#### [Written problem]
Once the pictures are set aside, transcribe the remaining data exactly.
## Start Data excerpts
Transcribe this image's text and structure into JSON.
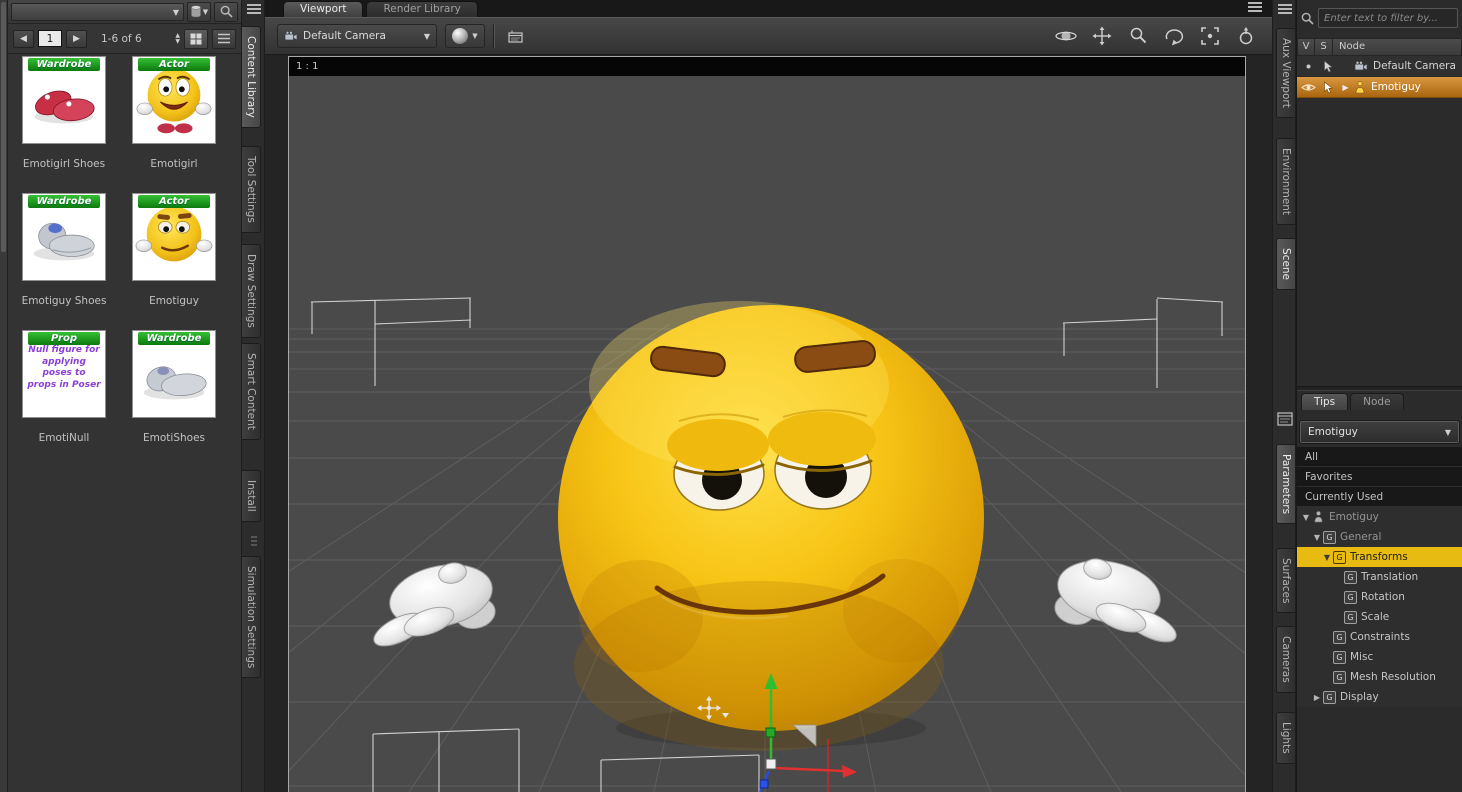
{
  "content_library": {
    "pager": {
      "page": "1",
      "range": "1-6 of 6"
    },
    "items": [
      {
        "name": "Emotigirl Shoes",
        "badge": "Wardrobe"
      },
      {
        "name": "Emotigirl",
        "badge": "Actor"
      },
      {
        "name": "Emotiguy Shoes",
        "badge": "Wardrobe"
      },
      {
        "name": "Emotiguy",
        "badge": "Actor"
      },
      {
        "name": "EmotiNull",
        "badge": "Prop",
        "thumb_text": "Null figure for applying poses to props in Poser"
      },
      {
        "name": "EmotiShoes",
        "badge": "Wardrobe"
      }
    ]
  },
  "left_tabs": {
    "items": [
      "Content Library",
      "Tool Settings",
      "Draw Settings",
      "Smart Content",
      "Install",
      "Simulation Settings"
    ],
    "active": "Content Library"
  },
  "viewport": {
    "tabs": [
      "Viewport",
      "Render Library"
    ],
    "camera": "Default Camera",
    "aspect": "1 : 1"
  },
  "right_tabs": {
    "top": [
      "Aux Viewport",
      "Environment",
      "Scene"
    ],
    "bottom": [
      "Parameters",
      "Surfaces",
      "Cameras",
      "Lights"
    ],
    "active_top": "Scene",
    "active_bottom": "Parameters"
  },
  "scene_pane": {
    "filter_placeholder": "Enter text to filter by...",
    "columns": {
      "v": "V",
      "s": "S",
      "node": "Node"
    },
    "rows": [
      {
        "label": "Default Camera"
      },
      {
        "label": "Emotiguy"
      }
    ],
    "selected_row": "Emotiguy"
  },
  "parameters_pane": {
    "tabs": [
      "Tips",
      "Node"
    ],
    "figure": "Emotiguy",
    "filters": [
      "All",
      "Favorites",
      "Currently Used"
    ],
    "tree": [
      {
        "label": "Emotiguy"
      },
      {
        "label": "General"
      },
      {
        "label": "Transforms"
      },
      {
        "label": "Translation"
      },
      {
        "label": "Rotation"
      },
      {
        "label": "Scale"
      },
      {
        "label": "Constraints"
      },
      {
        "label": "Misc"
      },
      {
        "label": "Mesh Resolution"
      },
      {
        "label": "Display"
      }
    ],
    "selected": "Transforms"
  },
  "colors": {
    "selection_orange": "#c9862f",
    "selection_yellow": "#e7bb12",
    "badge_green": "#17a017"
  }
}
## End Data excerpts
#### [Written response]
Transcribe this image's text and structure into JSON.
{
  "content_library": {
    "pager": {
      "page": "1",
      "range": "1-6 of 6"
    },
    "items": [
      {
        "name": "Emotigirl Shoes",
        "badge": "Wardrobe"
      },
      {
        "name": "Emotigirl",
        "badge": "Actor"
      },
      {
        "name": "Emotiguy Shoes",
        "badge": "Wardrobe"
      },
      {
        "name": "Emotiguy",
        "badge": "Actor"
      },
      {
        "name": "EmotiNull",
        "badge": "Prop",
        "thumb_text": "Null figure for applying poses to props in Poser"
      },
      {
        "name": "EmotiShoes",
        "badge": "Wardrobe"
      }
    ]
  },
  "left_tabs": {
    "items": [
      "Content Library",
      "Tool Settings",
      "Draw Settings",
      "Smart Content",
      "Install",
      "Simulation Settings"
    ],
    "active": "Content Library"
  },
  "viewport": {
    "tabs": [
      "Viewport",
      "Render Library"
    ],
    "camera": "Default Camera",
    "aspect": "1 : 1"
  },
  "right_tabs": {
    "top": [
      "Aux Viewport",
      "Environment",
      "Scene"
    ],
    "bottom": [
      "Parameters",
      "Surfaces",
      "Cameras",
      "Lights"
    ],
    "active_top": "Scene",
    "active_bottom": "Parameters"
  },
  "scene_pane": {
    "filter_placeholder": "Enter text to filter by...",
    "columns": {
      "v": "V",
      "s": "S",
      "node": "Node"
    },
    "rows": [
      {
        "label": "Default Camera"
      },
      {
        "label": "Emotiguy"
      }
    ],
    "selected_row": "Emotiguy"
  },
  "parameters_pane": {
    "tabs": [
      "Tips",
      "Node"
    ],
    "figure": "Emotiguy",
    "filters": [
      "All",
      "Favorites",
      "Currently Used"
    ],
    "tree": [
      {
        "label": "Emotiguy"
      },
      {
        "label": "General"
      },
      {
        "label": "Transforms"
      },
      {
        "label": "Translation"
      },
      {
        "label": "Rotation"
      },
      {
        "label": "Scale"
      },
      {
        "label": "Constraints"
      },
      {
        "label": "Misc"
      },
      {
        "label": "Mesh Resolution"
      },
      {
        "label": "Display"
      }
    ],
    "selected": "Transforms"
  },
  "colors": {
    "selection_orange": "#c9862f",
    "selection_yellow": "#e7bb12",
    "badge_green": "#17a017"
  }
}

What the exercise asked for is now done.